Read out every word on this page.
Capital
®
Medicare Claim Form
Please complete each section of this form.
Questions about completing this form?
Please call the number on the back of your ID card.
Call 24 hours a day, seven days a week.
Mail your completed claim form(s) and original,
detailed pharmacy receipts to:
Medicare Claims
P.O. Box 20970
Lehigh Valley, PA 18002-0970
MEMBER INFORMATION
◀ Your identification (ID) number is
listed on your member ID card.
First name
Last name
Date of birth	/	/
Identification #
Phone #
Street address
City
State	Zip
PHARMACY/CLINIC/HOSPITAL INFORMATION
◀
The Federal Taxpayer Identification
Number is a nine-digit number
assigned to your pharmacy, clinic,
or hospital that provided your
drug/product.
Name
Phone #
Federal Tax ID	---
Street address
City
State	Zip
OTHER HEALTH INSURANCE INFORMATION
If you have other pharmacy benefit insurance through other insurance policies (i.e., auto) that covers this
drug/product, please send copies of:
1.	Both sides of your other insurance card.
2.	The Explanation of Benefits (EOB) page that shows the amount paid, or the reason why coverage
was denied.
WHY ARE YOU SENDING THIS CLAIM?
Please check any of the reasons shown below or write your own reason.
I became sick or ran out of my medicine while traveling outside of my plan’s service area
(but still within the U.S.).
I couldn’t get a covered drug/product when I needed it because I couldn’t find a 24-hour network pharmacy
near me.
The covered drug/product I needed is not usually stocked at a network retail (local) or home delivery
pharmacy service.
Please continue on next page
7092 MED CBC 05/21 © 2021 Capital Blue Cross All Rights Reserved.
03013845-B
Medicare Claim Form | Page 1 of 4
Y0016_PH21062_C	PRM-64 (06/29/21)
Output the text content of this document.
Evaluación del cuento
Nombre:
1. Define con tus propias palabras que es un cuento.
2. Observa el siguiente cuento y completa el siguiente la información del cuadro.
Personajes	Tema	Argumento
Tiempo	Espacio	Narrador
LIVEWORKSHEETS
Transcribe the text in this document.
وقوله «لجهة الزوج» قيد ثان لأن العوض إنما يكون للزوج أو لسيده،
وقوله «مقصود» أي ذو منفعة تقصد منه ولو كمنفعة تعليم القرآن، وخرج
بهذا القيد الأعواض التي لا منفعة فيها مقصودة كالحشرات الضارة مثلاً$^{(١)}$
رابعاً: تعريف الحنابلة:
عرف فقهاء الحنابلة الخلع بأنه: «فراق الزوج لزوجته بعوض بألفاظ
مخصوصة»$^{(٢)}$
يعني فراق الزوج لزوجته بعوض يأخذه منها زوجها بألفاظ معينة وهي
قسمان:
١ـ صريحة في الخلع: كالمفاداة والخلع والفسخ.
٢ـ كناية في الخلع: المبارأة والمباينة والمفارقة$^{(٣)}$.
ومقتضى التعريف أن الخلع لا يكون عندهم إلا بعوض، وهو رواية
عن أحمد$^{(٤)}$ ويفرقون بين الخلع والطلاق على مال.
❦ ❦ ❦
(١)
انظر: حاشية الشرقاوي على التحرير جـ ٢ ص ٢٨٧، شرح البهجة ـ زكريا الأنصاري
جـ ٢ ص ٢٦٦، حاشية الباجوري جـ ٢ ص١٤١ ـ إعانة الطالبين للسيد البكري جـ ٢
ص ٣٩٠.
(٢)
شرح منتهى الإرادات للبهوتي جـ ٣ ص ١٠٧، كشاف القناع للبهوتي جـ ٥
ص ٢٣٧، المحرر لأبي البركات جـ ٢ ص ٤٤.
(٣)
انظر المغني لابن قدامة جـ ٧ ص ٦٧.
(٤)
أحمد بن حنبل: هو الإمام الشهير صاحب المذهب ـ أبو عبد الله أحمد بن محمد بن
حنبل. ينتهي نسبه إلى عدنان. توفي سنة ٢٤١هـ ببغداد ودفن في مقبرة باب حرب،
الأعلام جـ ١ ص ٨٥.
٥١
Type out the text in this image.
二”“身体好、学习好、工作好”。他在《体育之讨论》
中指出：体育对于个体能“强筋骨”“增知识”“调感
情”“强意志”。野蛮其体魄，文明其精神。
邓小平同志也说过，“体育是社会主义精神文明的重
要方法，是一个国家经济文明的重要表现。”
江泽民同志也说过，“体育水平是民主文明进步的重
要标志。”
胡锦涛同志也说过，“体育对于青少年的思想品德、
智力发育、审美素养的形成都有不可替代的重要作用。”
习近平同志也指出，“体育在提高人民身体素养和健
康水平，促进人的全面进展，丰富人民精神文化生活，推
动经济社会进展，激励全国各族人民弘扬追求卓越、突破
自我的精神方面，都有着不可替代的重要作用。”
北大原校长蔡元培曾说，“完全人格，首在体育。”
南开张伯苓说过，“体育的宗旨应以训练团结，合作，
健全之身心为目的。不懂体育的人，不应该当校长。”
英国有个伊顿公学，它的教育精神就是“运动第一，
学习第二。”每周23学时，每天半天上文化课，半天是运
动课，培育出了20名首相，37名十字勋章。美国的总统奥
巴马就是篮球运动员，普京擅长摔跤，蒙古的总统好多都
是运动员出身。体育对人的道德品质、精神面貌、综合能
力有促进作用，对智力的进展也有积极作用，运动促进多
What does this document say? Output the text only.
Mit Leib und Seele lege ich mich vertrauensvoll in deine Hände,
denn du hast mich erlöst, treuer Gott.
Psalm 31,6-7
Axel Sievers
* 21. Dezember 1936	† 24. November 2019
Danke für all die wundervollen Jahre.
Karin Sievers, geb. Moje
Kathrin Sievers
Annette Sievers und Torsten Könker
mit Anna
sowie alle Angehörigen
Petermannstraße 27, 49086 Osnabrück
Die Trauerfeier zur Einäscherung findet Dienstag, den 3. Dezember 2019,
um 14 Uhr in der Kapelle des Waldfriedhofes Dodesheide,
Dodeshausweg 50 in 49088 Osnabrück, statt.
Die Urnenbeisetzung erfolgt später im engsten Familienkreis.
= = = =
Task requirements: Pull out every line of the entries that includes the word "Output".

Expected answer:
Output the text content of this document.
What does this document say? Output the text only.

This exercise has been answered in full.